— start of Data shown —

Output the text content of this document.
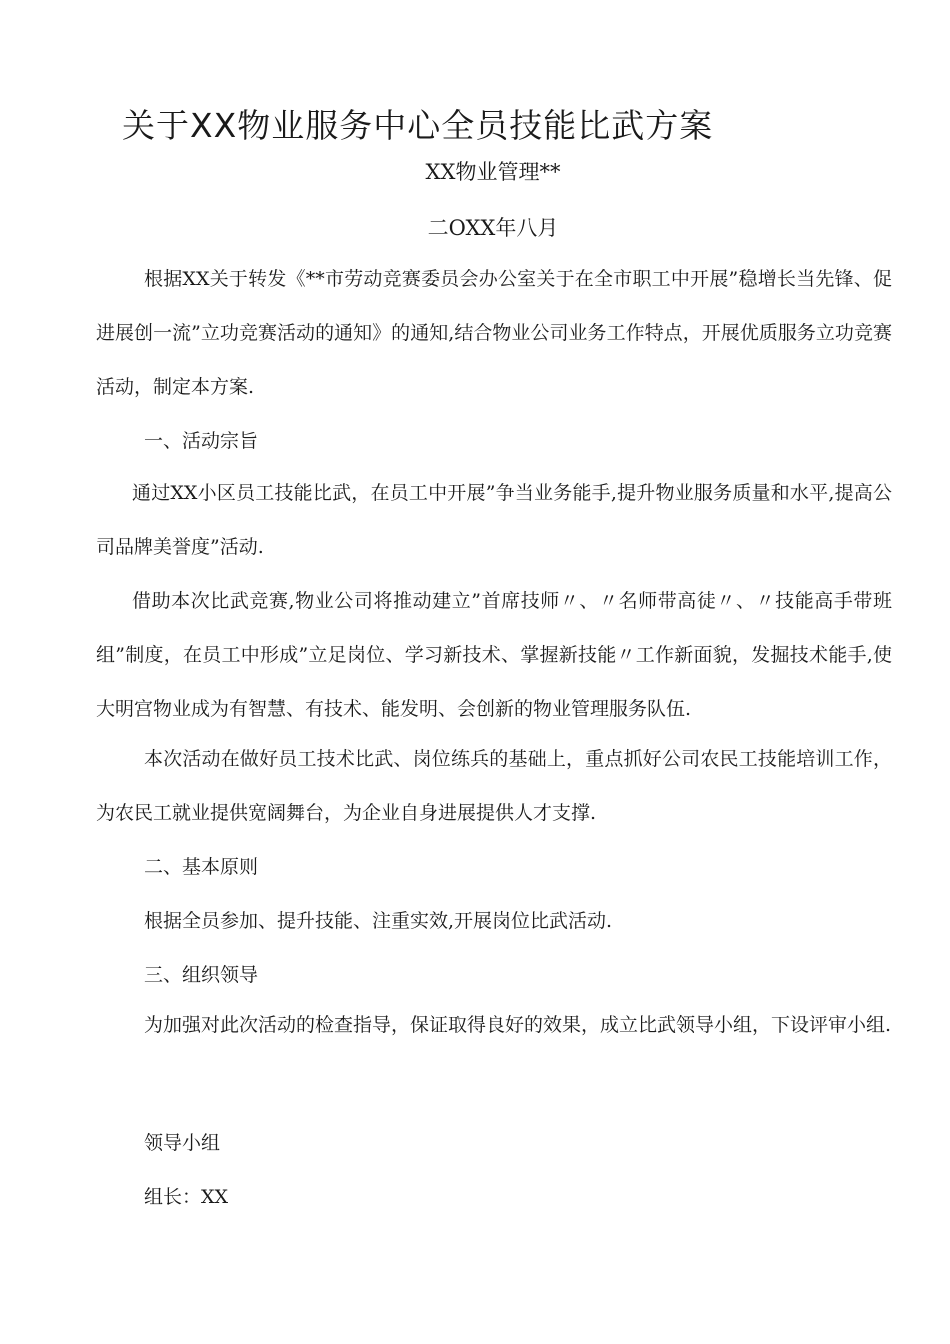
关于XX物业服务中心全员技能比武方案
XX物业管理**
二OXX年八月

根据XX关于转发《**市劳动竞赛委员会办公室关于在全市职工中开展”稳增长当先锋、促进展创一流”立功竞赛活动的通知》的通知,结合物业公司业务工作特点，开展优质服务立功竞赛活动，制定本方案.

一、活动宗旨

通过XX小区员工技能比武，在员工中开展”争当业务能手,提升物业服务质量和水平,提高公司品牌美誉度”活动.

借助本次比武竞赛,物业公司将推动建立”首席技师〃、〃名师带高徒〃、〃技能高手带班组”制度，在员工中形成”立足岗位、学习新技术、掌握新技能〃工作新面貌，发掘技术能手,使大明宫物业成为有智慧、有技术、能发明、会创新的物业管理服务队伍.

本次活动在做好员工技术比武、岗位练兵的基础上，重点抓好公司农民工技能培训工作，为农民工就业提供宽阔舞台，为企业自身进展提供人才支撑.

二、基本原则

根据全员参加、提升技能、注重实效,开展岗位比武活动.

三、组织领导

为加强对此次活动的检查指导，保证取得良好的效果，成立比武领导小组，下设评审小组.

领导小组

组长：XX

— end of Data shown —

→ Requirements
Write out all the entries word for word, but skip any images.

→ The completed task
Output the text content of this document.
关于XX物业服务中心全员技能比武方案
XX物业管理**
二OXX年八月

根据XX关于转发《**市劳动竞赛委员会办公室关于在全市职工中开展”稳增长当先锋、促进展创一流”立功竞赛活动的通知》的通知,结合物业公司业务工作特点，开展优质服务立功竞赛活动，制定本方案.

一、活动宗旨

通过XX小区员工技能比武，在员工中开展”争当业务能手,提升物业服务质量和水平,提高公司品牌美誉度”活动.

借助本次比武竞赛,物业公司将推动建立”首席技师〃、〃名师带高徒〃、〃技能高手带班组”制度，在员工中形成”立足岗位、学习新技术、掌握新技能〃工作新面貌，发掘技术能手,使大明宫物业成为有智慧、有技术、能发明、会创新的物业管理服务队伍.

本次活动在做好员工技术比武、岗位练兵的基础上，重点抓好公司农民工技能培训工作，为农民工就业提供宽阔舞台，为企业自身进展提供人才支撑.

二、基本原则

根据全员参加、提升技能、注重实效,开展岗位比武活动.

三、组织领导

为加强对此次活动的检查指导，保证取得良好的效果，成立比武领导小组，下设评审小组.

领导小组

组长：XX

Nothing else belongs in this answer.